Saved entries
• • •

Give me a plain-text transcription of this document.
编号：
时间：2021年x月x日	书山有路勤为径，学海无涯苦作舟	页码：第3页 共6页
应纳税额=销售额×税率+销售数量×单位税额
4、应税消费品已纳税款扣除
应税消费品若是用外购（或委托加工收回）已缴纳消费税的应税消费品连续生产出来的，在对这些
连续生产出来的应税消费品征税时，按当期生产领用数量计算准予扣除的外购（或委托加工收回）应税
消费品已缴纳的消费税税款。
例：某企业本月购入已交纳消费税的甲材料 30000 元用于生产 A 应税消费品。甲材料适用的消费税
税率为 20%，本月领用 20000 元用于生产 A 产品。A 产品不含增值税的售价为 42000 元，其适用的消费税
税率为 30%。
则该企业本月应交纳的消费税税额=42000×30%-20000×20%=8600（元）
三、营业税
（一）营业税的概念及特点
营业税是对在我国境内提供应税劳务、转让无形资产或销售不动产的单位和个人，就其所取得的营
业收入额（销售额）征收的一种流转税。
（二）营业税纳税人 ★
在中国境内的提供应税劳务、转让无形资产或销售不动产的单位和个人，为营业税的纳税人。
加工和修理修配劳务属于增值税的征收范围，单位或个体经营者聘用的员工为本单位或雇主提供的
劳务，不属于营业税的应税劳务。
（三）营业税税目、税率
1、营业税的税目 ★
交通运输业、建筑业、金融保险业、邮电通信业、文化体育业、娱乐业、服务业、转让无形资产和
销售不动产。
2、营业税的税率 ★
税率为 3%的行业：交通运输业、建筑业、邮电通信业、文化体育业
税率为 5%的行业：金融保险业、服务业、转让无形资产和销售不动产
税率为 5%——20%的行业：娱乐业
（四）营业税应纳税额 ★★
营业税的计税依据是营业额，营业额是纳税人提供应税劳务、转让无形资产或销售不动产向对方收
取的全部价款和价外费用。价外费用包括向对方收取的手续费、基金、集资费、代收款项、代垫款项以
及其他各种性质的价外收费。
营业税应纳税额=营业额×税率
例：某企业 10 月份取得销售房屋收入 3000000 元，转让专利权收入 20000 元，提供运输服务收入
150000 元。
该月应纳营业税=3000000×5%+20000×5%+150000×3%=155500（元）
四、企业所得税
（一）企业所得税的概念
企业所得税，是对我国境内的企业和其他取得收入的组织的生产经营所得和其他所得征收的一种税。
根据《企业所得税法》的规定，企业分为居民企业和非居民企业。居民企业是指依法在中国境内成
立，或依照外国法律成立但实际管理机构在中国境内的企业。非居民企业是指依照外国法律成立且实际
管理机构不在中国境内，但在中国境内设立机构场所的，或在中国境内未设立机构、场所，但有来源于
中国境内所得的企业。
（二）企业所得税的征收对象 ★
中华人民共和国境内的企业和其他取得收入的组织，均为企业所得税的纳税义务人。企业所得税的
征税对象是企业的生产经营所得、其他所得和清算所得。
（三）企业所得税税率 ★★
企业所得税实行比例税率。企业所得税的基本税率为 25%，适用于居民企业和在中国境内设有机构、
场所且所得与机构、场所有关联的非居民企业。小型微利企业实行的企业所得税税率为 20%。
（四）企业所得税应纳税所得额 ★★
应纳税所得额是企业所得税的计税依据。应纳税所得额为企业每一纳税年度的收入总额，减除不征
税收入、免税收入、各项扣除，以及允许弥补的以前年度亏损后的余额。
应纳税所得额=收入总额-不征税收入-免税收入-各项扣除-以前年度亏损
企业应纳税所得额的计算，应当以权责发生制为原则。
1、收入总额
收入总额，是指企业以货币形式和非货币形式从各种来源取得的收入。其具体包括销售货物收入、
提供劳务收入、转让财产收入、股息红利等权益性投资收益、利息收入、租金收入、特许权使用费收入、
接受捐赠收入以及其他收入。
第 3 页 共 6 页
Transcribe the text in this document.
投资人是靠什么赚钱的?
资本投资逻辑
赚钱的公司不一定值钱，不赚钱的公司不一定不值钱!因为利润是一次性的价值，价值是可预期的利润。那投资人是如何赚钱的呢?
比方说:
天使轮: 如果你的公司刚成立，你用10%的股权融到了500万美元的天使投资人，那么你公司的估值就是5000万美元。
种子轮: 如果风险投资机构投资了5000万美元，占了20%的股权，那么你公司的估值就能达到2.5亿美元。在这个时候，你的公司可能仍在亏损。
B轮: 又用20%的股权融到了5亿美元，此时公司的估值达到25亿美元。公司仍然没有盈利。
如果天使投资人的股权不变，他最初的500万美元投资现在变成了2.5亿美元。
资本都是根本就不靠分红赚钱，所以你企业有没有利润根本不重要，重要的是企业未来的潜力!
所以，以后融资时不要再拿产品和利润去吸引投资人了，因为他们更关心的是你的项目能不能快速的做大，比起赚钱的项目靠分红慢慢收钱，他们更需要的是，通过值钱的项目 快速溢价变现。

• • •

Examine the records and pull out every line where the string "转让无形资产或销售不动产的单位和个人" occurs.

营业税是对在我国境内提供应税劳务、转让无形资产或销售不动产的单位和个人，就其所取得的营
在中国境内的提供应税劳务、转让无形资产或销售不动产的单位和个人，为营业税的纳税人。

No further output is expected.